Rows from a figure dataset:
>>>

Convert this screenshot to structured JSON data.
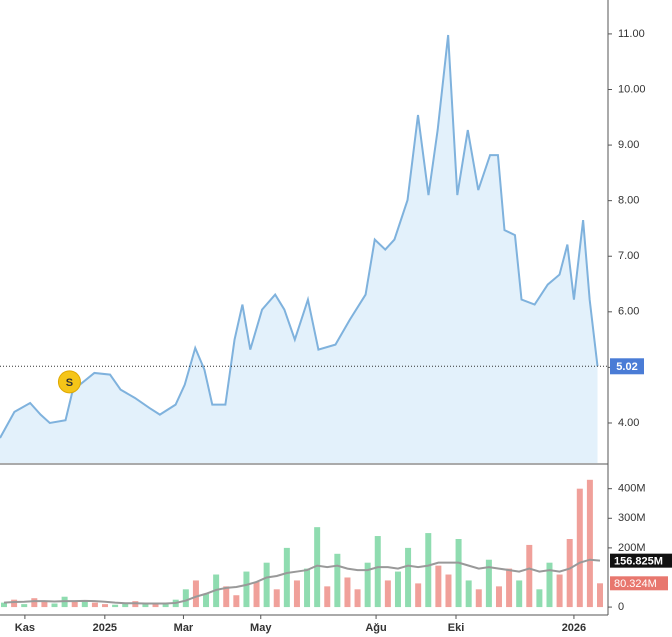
{
  "chart_data": [
    {
      "type": "area",
      "color": "#7fb2dd",
      "fill": "#e3f1fb",
      "x": [
        0,
        11,
        23,
        31,
        38,
        50,
        55,
        61,
        72,
        84,
        92,
        103,
        114,
        122,
        134,
        141,
        149,
        156,
        162,
        172,
        179,
        185,
        191,
        200,
        210,
        217,
        225,
        235,
        243,
        256,
        267,
        279,
        286,
        294,
        301,
        311,
        319,
        327,
        334,
        342,
        349,
        357,
        365,
        374,
        380,
        385,
        393,
        398,
        408,
        418,
        427,
        433,
        438,
        445,
        450,
        456
      ],
      "values": [
        3.73,
        4.2,
        4.36,
        4.15,
        4.0,
        4.05,
        4.54,
        4.69,
        4.9,
        4.87,
        4.6,
        4.45,
        4.27,
        4.15,
        4.33,
        4.69,
        5.35,
        4.96,
        4.33,
        4.33,
        5.5,
        6.13,
        5.32,
        6.04,
        6.31,
        6.04,
        5.5,
        6.22,
        5.32,
        5.41,
        5.86,
        6.31,
        7.3,
        7.12,
        7.3,
        8.01,
        9.54,
        8.1,
        9.27,
        10.98,
        8.1,
        9.27,
        8.19,
        8.82,
        8.82,
        7.47,
        7.38,
        6.22,
        6.13,
        6.49,
        6.67,
        7.21,
        6.22,
        7.65,
        6.22,
        5.02
      ],
      "xlim": [
        0,
        464
      ],
      "xticks": [
        {
          "value": 19,
          "label": "Kas"
        },
        {
          "value": 80,
          "label": "2025"
        },
        {
          "value": 140,
          "label": "Mar"
        },
        {
          "value": 199,
          "label": "May"
        },
        {
          "value": 287,
          "label": "Ağu"
        },
        {
          "value": 348,
          "label": "Eki"
        },
        {
          "value": 438,
          "label": "2026"
        }
      ],
      "ylim": [
        3.28,
        11.61
      ],
      "yticks": [
        {
          "value": 4,
          "label": "4.00"
        },
        {
          "value": 5,
          "label": "5.00"
        },
        {
          "value": 6,
          "label": "6.00"
        },
        {
          "value": 7,
          "label": "7.00"
        },
        {
          "value": 8,
          "label": "8.00"
        },
        {
          "value": 9,
          "label": "9.00"
        },
        {
          "value": 10,
          "label": "10.00"
        },
        {
          "value": 11,
          "label": "11.00"
        }
      ],
      "current_price": 5.02,
      "current_price_color": "#4a7cd6",
      "annotations": [
        {
          "text": "S",
          "x": 53,
          "y": 4.74
        }
      ]
    },
    {
      "type": "bar",
      "values": [
        15,
        25,
        10,
        30,
        20,
        12,
        35,
        18,
        22,
        15,
        10,
        8,
        14,
        20,
        12,
        9,
        15,
        25,
        60,
        90,
        45,
        110,
        70,
        40,
        120,
        85,
        150,
        60,
        200,
        90,
        130,
        270,
        70,
        180,
        100,
        60,
        150,
        240,
        90,
        120,
        200,
        80,
        250,
        140,
        110,
        230,
        90,
        60,
        160,
        70,
        130,
        90,
        210,
        60,
        150,
        110,
        230,
        400,
        430,
        80.324
      ],
      "value_labels": {
        "59": "80.324M"
      },
      "colors": [
        "#8fdcb0",
        "#f0a09a",
        "#8fdcb0",
        "#f0a09a",
        "#f0a09a",
        "#8fdcb0",
        "#8fdcb0",
        "#f0a09a",
        "#8fdcb0",
        "#f0a09a",
        "#f0a09a",
        "#8fdcb0",
        "#8fdcb0",
        "#f0a09a",
        "#8fdcb0",
        "#f0a09a",
        "#8fdcb0",
        "#8fdcb0",
        "#8fdcb0",
        "#f0a09a",
        "#8fdcb0",
        "#8fdcb0",
        "#f0a09a",
        "#f0a09a",
        "#8fdcb0",
        "#f0a09a",
        "#8fdcb0",
        "#f0a09a",
        "#8fdcb0",
        "#f0a09a",
        "#8fdcb0",
        "#8fdcb0",
        "#f0a09a",
        "#8fdcb0",
        "#f0a09a",
        "#f0a09a",
        "#8fdcb0",
        "#8fdcb0",
        "#f0a09a",
        "#8fdcb0",
        "#8fdcb0",
        "#f0a09a",
        "#8fdcb0",
        "#f0a09a",
        "#f0a09a",
        "#8fdcb0",
        "#8fdcb0",
        "#f0a09a",
        "#8fdcb0",
        "#f0a09a",
        "#f0a09a",
        "#8fdcb0",
        "#f0a09a",
        "#8fdcb0",
        "#8fdcb0",
        "#f0a09a",
        "#f0a09a",
        "#f0a09a",
        "#f0a09a",
        "#f0a09a"
      ],
      "ma": {
        "color": "#999999",
        "values": [
          15,
          17,
          18,
          20,
          20,
          19,
          20,
          20,
          21,
          20,
          18,
          15,
          13,
          13,
          12,
          12,
          12,
          14,
          22,
          35,
          45,
          58,
          65,
          68,
          75,
          85,
          100,
          105,
          115,
          120,
          125,
          140,
          135,
          140,
          130,
          125,
          125,
          135,
          135,
          130,
          140,
          135,
          140,
          150,
          150,
          150,
          140,
          130,
          135,
          130,
          125,
          120,
          130,
          120,
          125,
          120,
          130,
          150,
          160,
          156.825
        ],
        "last_label": "156.825M"
      },
      "ylim": [
        -20,
        480
      ],
      "yticks": [
        {
          "value": 0,
          "label": "0"
        },
        {
          "value": 200,
          "label": "200M"
        },
        {
          "value": 300,
          "label": "300M"
        },
        {
          "value": 400,
          "label": "400M"
        }
      ]
    }
  ]
}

<<<

GIVEN INSTRUCTION ::
Without the pictures, repeat the listing above exactly.

COMPLETED EXERCISE ::
Convert this screenshot to structured JSON data.
{
  "chart_data": [
    {
      "type": "area",
      "color": "#7fb2dd",
      "fill": "#e3f1fb",
      "x": [
        0,
        11,
        23,
        31,
        38,
        50,
        55,
        61,
        72,
        84,
        92,
        103,
        114,
        122,
        134,
        141,
        149,
        156,
        162,
        172,
        179,
        185,
        191,
        200,
        210,
        217,
        225,
        235,
        243,
        256,
        267,
        279,
        286,
        294,
        301,
        311,
        319,
        327,
        334,
        342,
        349,
        357,
        365,
        374,
        380,
        385,
        393,
        398,
        408,
        418,
        427,
        433,
        438,
        445,
        450,
        456
      ],
      "values": [
        3.73,
        4.2,
        4.36,
        4.15,
        4.0,
        4.05,
        4.54,
        4.69,
        4.9,
        4.87,
        4.6,
        4.45,
        4.27,
        4.15,
        4.33,
        4.69,
        5.35,
        4.96,
        4.33,
        4.33,
        5.5,
        6.13,
        5.32,
        6.04,
        6.31,
        6.04,
        5.5,
        6.22,
        5.32,
        5.41,
        5.86,
        6.31,
        7.3,
        7.12,
        7.3,
        8.01,
        9.54,
        8.1,
        9.27,
        10.98,
        8.1,
        9.27,
        8.19,
        8.82,
        8.82,
        7.47,
        7.38,
        6.22,
        6.13,
        6.49,
        6.67,
        7.21,
        6.22,
        7.65,
        6.22,
        5.02
      ],
      "xlim": [
        0,
        464
      ],
      "xticks": [
        {
          "value": 19,
          "label": "Kas"
        },
        {
          "value": 80,
          "label": "2025"
        },
        {
          "value": 140,
          "label": "Mar"
        },
        {
          "value": 199,
          "label": "May"
        },
        {
          "value": 287,
          "label": "Ağu"
        },
        {
          "value": 348,
          "label": "Eki"
        },
        {
          "value": 438,
          "label": "2026"
        }
      ],
      "ylim": [
        3.28,
        11.61
      ],
      "yticks": [
        {
          "value": 4,
          "label": "4.00"
        },
        {
          "value": 5,
          "label": "5.00"
        },
        {
          "value": 6,
          "label": "6.00"
        },
        {
          "value": 7,
          "label": "7.00"
        },
        {
          "value": 8,
          "label": "8.00"
        },
        {
          "value": 9,
          "label": "9.00"
        },
        {
          "value": 10,
          "label": "10.00"
        },
        {
          "value": 11,
          "label": "11.00"
        }
      ],
      "current_price": 5.02,
      "current_price_color": "#4a7cd6",
      "annotations": [
        {
          "text": "S",
          "x": 53,
          "y": 4.74
        }
      ]
    },
    {
      "type": "bar",
      "values": [
        15,
        25,
        10,
        30,
        20,
        12,
        35,
        18,
        22,
        15,
        10,
        8,
        14,
        20,
        12,
        9,
        15,
        25,
        60,
        90,
        45,
        110,
        70,
        40,
        120,
        85,
        150,
        60,
        200,
        90,
        130,
        270,
        70,
        180,
        100,
        60,
        150,
        240,
        90,
        120,
        200,
        80,
        250,
        140,
        110,
        230,
        90,
        60,
        160,
        70,
        130,
        90,
        210,
        60,
        150,
        110,
        230,
        400,
        430,
        80.324
      ],
      "value_labels": {
        "59": "80.324M"
      },
      "colors": [
        "#8fdcb0",
        "#f0a09a",
        "#8fdcb0",
        "#f0a09a",
        "#f0a09a",
        "#8fdcb0",
        "#8fdcb0",
        "#f0a09a",
        "#8fdcb0",
        "#f0a09a",
        "#f0a09a",
        "#8fdcb0",
        "#8fdcb0",
        "#f0a09a",
        "#8fdcb0",
        "#f0a09a",
        "#8fdcb0",
        "#8fdcb0",
        "#8fdcb0",
        "#f0a09a",
        "#8fdcb0",
        "#8fdcb0",
        "#f0a09a",
        "#f0a09a",
        "#8fdcb0",
        "#f0a09a",
        "#8fdcb0",
        "#f0a09a",
        "#8fdcb0",
        "#f0a09a",
        "#8fdcb0",
        "#8fdcb0",
        "#f0a09a",
        "#8fdcb0",
        "#f0a09a",
        "#f0a09a",
        "#8fdcb0",
        "#8fdcb0",
        "#f0a09a",
        "#8fdcb0",
        "#8fdcb0",
        "#f0a09a",
        "#8fdcb0",
        "#f0a09a",
        "#f0a09a",
        "#8fdcb0",
        "#8fdcb0",
        "#f0a09a",
        "#8fdcb0",
        "#f0a09a",
        "#f0a09a",
        "#8fdcb0",
        "#f0a09a",
        "#8fdcb0",
        "#8fdcb0",
        "#f0a09a",
        "#f0a09a",
        "#f0a09a",
        "#f0a09a",
        "#f0a09a"
      ],
      "ma": {
        "color": "#999999",
        "values": [
          15,
          17,
          18,
          20,
          20,
          19,
          20,
          20,
          21,
          20,
          18,
          15,
          13,
          13,
          12,
          12,
          12,
          14,
          22,
          35,
          45,
          58,
          65,
          68,
          75,
          85,
          100,
          105,
          115,
          120,
          125,
          140,
          135,
          140,
          130,
          125,
          125,
          135,
          135,
          130,
          140,
          135,
          140,
          150,
          150,
          150,
          140,
          130,
          135,
          130,
          125,
          120,
          130,
          120,
          125,
          120,
          130,
          150,
          160,
          156.825
        ],
        "last_label": "156.825M"
      },
      "ylim": [
        -20,
        480
      ],
      "yticks": [
        {
          "value": 0,
          "label": "0"
        },
        {
          "value": 200,
          "label": "200M"
        },
        {
          "value": 300,
          "label": "300M"
        },
        {
          "value": 400,
          "label": "400M"
        }
      ]
    }
  ]
}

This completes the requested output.